## Exercise directions:
Find every line in the records below that holds the word "name", and copy it out.
____________
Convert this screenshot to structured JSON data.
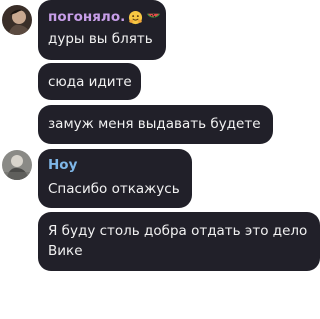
{
  "messages": [
    {
      "sender": "погоняло.",
      "sender_color": "#c79ee8",
      "sender_emojis": [
        "hugging-face-emoji",
        "watermelon-emoji"
      ],
      "text": "дуры вы блять"
    },
    {
      "text": "сюда идите"
    },
    {
      "text": "замуж меня выдавать будете"
    },
    {
      "sender": "Ноу",
      "sender_color": "#7fb7e8",
      "text": "Спасибо откажусь"
    },
    {
      "text": "Я буду столь добра отдать это дело Вике"
    }
  ],
  "colors": {
    "bubble": "#212029",
    "message_text": "#f2f2f2",
    "background": "#ffffff"
  }
}
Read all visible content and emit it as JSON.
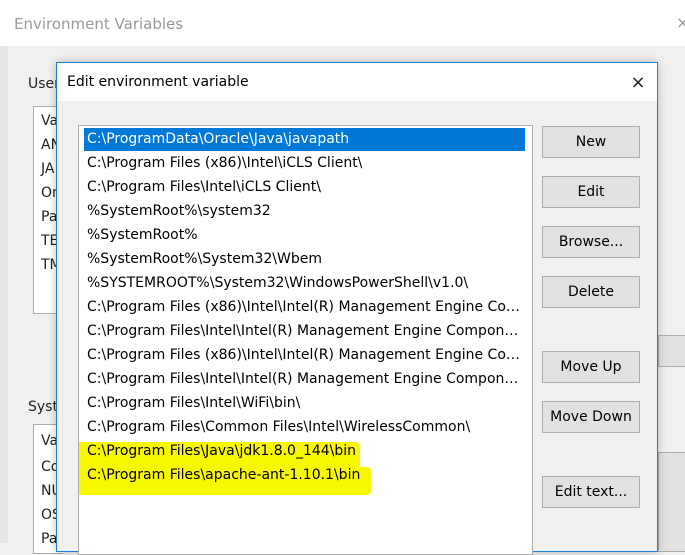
{
  "background_window": {
    "title": "Environment Variables",
    "close_glyph": "×",
    "user_section_label": "User",
    "user_items": [
      "Va",
      "AN",
      "JA",
      "On",
      "Pa",
      "TE",
      "TM"
    ],
    "system_section_label": "System",
    "system_items": [
      "Va",
      "Co",
      "NU",
      "OS",
      "Pa"
    ]
  },
  "dialog": {
    "title": "Edit environment variable",
    "close_glyph": "×"
  },
  "paths": [
    "C:\\ProgramData\\Oracle\\Java\\javapath",
    "C:\\Program Files (x86)\\Intel\\iCLS Client\\",
    "C:\\Program Files\\Intel\\iCLS Client\\",
    "%SystemRoot%\\system32",
    "%SystemRoot%",
    "%SystemRoot%\\System32\\Wbem",
    "%SYSTEMROOT%\\System32\\WindowsPowerShell\\v1.0\\",
    "C:\\Program Files (x86)\\Intel\\Intel(R) Management Engine Comp...",
    "C:\\Program Files\\Intel\\Intel(R) Management Engine Components...",
    "C:\\Program Files (x86)\\Intel\\Intel(R) Management Engine Comp...",
    "C:\\Program Files\\Intel\\Intel(R) Management Engine Components...",
    "C:\\Program Files\\Intel\\WiFi\\bin\\",
    "C:\\Program Files\\Common Files\\Intel\\WirelessCommon\\",
    "C:\\Program Files\\Java\\jdk1.8.0_144\\bin",
    "C:\\Program Files\\apache-ant-1.10.1\\bin"
  ],
  "buttons": {
    "new": "New",
    "edit": "Edit",
    "browse": "Browse...",
    "delete": "Delete",
    "move_up": "Move Up",
    "move_down": "Move Down",
    "edit_text": "Edit text..."
  },
  "colors": {
    "selection": "#0078d7",
    "highlighter": "#f7f700",
    "accent_border": "#1a7fd8"
  }
}
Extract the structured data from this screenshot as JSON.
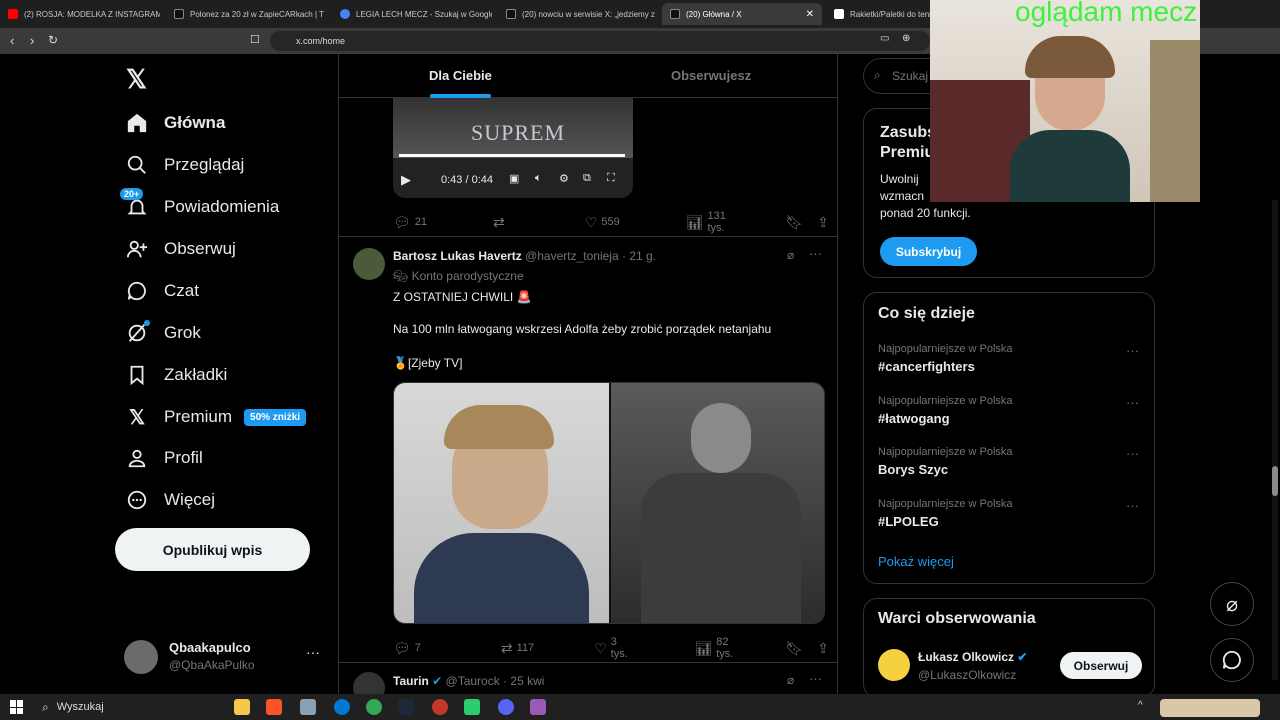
{
  "browser": {
    "tabs": [
      {
        "title": "(2) ROSJA: MODELKA Z INSTAGRAMA",
        "color": "#ff0000"
      },
      {
        "title": "Polonez za 20 zł w ZapieCARkach | T",
        "color": "#111111"
      },
      {
        "title": "LEGIA LECH MECZ - Szukaj w Google",
        "color": "#4285f4"
      },
      {
        "title": "(20) nowciu w serwisie X: „jedziemy z",
        "color": "#111111"
      },
      {
        "title": "(20) Główna / X",
        "color": "#111111"
      },
      {
        "title": "Rakietki/Paletki do tenis",
        "color": "#ffffff"
      }
    ],
    "url": "x.com/home"
  },
  "overlay": {
    "stream_text": "oglądam mecz"
  },
  "sidebar": {
    "items": [
      {
        "label": "Główna",
        "icon": "home-icon"
      },
      {
        "label": "Przeglądaj",
        "icon": "search-icon"
      },
      {
        "label": "Powiadomienia",
        "icon": "bell-icon",
        "badge": "20+"
      },
      {
        "label": "Obserwuj",
        "icon": "follow-icon"
      },
      {
        "label": "Czat",
        "icon": "chat-icon"
      },
      {
        "label": "Grok",
        "icon": "grok-icon"
      },
      {
        "label": "Zakładki",
        "icon": "bookmark-icon"
      },
      {
        "label": "Premium",
        "icon": "x-icon",
        "badge": "50% zniżki"
      },
      {
        "label": "Profil",
        "icon": "profile-icon"
      },
      {
        "label": "Więcej",
        "icon": "more-icon"
      }
    ],
    "publish_label": "Opublikuj wpis",
    "account": {
      "name": "Qbaakapulco",
      "handle": "@QbaAkaPulko"
    }
  },
  "feed": {
    "tabs": [
      "Dla Ciebie",
      "Obserwujesz"
    ],
    "video": {
      "time": "0:43 / 0:44",
      "overlay_text": "SUPREM"
    },
    "first_actions": {
      "replies": "21",
      "likes": "559",
      "views": "131 tys."
    },
    "post": {
      "author": "Bartosz Lukas Havertz",
      "handle": "@havertz_tonieja",
      "time": "21 g.",
      "parody": "Konto parodystyczne",
      "line1": "Z OSTATNIEJ CHWILI 🚨",
      "line2": "Na 100 mln łatwogang wskrzesi Adolfa żeby zrobić porządek netanjahu",
      "line3": "🏅[Zjeby TV]",
      "actions": {
        "replies": "7",
        "reposts": "117",
        "likes": "3 tys.",
        "views": "82 tys."
      }
    },
    "next_post": {
      "author": "Taurin",
      "handle": "@Taurock",
      "time": "25 kwi"
    }
  },
  "right": {
    "search_placeholder": "Szukaj",
    "premium": {
      "title": "Zasubskrybuj Premium",
      "body1": "Uwolnij",
      "body2": "wzmacn",
      "body3": "ponad 20 funkcji.",
      "button": "Subskrybuj"
    },
    "trends_title": "Co się dzieje",
    "trends": [
      {
        "category": "Najpopularniejsze w Polska",
        "name": "#cancerfighters"
      },
      {
        "category": "Najpopularniejsze w Polska",
        "name": "#łatwogang"
      },
      {
        "category": "Najpopularniejsze w Polska",
        "name": "Borys Szyc"
      },
      {
        "category": "Najpopularniejsze w Polska",
        "name": "#LPOLEG"
      }
    ],
    "show_more": "Pokaż więcej",
    "who_title": "Warci obserwowania",
    "who": {
      "name": "Łukasz Olkowicz",
      "handle": "@LukaszOlkowicz",
      "button": "Obserwuj"
    }
  },
  "taskbar": {
    "search": "Wyszukaj"
  }
}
____________
## The answer:
      "name": "Qbaakapulco",
        "name": "#cancerfighters"
        "name": "#łatwogang"
        "name": "Borys Szyc"
        "name": "#LPOLEG"
      "name": "Łukasz Olkowicz",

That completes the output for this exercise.